_Task prompt_.
Below are the records; copy each line in them that holds the word "самоуправления".

*** Stored rows

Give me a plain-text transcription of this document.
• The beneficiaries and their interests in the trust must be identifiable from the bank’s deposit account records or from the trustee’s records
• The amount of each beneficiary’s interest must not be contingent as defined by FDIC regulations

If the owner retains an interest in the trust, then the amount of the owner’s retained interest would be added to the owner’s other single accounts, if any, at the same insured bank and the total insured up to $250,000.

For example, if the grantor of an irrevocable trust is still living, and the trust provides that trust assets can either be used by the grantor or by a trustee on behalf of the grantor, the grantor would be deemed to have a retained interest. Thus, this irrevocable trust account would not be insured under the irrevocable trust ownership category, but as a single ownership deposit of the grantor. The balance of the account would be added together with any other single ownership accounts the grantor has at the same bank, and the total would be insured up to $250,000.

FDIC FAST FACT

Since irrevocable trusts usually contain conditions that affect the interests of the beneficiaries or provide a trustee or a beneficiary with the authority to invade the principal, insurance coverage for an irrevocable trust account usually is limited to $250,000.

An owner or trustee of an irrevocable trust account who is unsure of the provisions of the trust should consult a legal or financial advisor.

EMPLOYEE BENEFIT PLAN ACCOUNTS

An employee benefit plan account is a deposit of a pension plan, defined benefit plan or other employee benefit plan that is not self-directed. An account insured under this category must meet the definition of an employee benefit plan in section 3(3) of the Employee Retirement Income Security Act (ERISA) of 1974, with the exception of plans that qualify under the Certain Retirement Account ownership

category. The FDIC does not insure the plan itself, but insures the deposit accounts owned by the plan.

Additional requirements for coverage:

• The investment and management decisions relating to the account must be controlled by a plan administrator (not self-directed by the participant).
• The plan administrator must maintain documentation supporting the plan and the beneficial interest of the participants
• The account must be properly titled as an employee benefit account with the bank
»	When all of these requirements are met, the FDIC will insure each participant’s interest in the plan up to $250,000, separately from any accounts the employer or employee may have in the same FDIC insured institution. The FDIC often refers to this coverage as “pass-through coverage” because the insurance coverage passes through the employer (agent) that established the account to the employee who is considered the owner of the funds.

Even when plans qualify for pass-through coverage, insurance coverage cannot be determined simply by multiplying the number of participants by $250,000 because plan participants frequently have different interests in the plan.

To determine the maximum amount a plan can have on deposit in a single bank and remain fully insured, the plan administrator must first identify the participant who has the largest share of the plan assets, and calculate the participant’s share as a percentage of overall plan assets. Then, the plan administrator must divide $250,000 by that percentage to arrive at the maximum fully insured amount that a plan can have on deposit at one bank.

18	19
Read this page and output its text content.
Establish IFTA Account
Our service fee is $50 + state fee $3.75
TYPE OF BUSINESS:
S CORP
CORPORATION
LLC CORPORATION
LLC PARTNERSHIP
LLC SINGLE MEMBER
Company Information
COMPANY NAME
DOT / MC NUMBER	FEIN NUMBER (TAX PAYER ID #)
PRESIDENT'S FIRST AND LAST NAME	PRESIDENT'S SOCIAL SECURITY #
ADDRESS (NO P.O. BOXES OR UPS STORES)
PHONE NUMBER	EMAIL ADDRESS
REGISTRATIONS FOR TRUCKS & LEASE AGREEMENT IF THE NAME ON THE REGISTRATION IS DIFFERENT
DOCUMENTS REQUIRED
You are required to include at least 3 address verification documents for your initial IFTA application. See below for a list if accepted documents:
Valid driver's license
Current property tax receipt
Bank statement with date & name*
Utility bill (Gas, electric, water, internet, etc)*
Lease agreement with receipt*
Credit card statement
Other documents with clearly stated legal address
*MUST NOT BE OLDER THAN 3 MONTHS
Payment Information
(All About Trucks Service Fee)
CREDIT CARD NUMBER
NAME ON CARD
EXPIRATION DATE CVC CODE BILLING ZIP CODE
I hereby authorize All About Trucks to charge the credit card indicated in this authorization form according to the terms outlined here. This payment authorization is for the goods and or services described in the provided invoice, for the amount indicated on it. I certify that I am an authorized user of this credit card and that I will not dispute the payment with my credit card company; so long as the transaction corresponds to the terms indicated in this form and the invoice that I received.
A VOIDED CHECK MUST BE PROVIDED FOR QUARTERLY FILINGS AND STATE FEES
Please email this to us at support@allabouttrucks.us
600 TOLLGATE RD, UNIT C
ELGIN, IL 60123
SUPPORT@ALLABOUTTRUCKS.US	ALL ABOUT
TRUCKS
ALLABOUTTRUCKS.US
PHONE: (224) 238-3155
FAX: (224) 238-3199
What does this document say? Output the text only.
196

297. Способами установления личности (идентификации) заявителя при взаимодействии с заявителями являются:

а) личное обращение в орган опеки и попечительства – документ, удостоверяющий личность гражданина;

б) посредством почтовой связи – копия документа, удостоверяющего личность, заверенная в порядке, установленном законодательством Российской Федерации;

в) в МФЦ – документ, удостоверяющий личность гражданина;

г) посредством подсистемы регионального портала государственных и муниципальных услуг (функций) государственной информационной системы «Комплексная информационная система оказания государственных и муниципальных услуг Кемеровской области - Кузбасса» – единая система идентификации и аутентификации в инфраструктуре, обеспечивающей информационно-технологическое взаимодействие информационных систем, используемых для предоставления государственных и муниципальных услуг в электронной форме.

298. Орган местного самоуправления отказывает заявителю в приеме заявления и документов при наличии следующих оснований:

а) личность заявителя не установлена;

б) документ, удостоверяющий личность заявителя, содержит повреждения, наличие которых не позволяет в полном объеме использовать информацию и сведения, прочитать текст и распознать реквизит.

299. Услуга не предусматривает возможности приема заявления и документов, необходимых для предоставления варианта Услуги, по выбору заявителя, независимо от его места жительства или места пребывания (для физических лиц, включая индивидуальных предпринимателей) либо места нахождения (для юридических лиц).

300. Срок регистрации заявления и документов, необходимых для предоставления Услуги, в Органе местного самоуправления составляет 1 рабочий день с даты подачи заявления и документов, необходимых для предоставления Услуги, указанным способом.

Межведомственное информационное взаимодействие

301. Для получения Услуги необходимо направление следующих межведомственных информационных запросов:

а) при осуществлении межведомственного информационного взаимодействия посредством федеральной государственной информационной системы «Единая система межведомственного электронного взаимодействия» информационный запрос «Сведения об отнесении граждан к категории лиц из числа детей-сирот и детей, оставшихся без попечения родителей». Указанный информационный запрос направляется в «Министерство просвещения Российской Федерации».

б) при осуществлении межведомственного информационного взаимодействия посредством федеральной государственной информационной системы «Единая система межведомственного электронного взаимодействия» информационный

******

_Exercise result_.
298. Орган местного самоуправления отказывает заявителю в приеме заявления и документов при наличии следующих оснований:
300. Срок регистрации заявления и документов, необходимых для предоставления Услуги, в Органе местного самоуправления составляет 1 рабочий день с даты подачи заявления и документов, необходимых для предоставления Услуги, указанным способом.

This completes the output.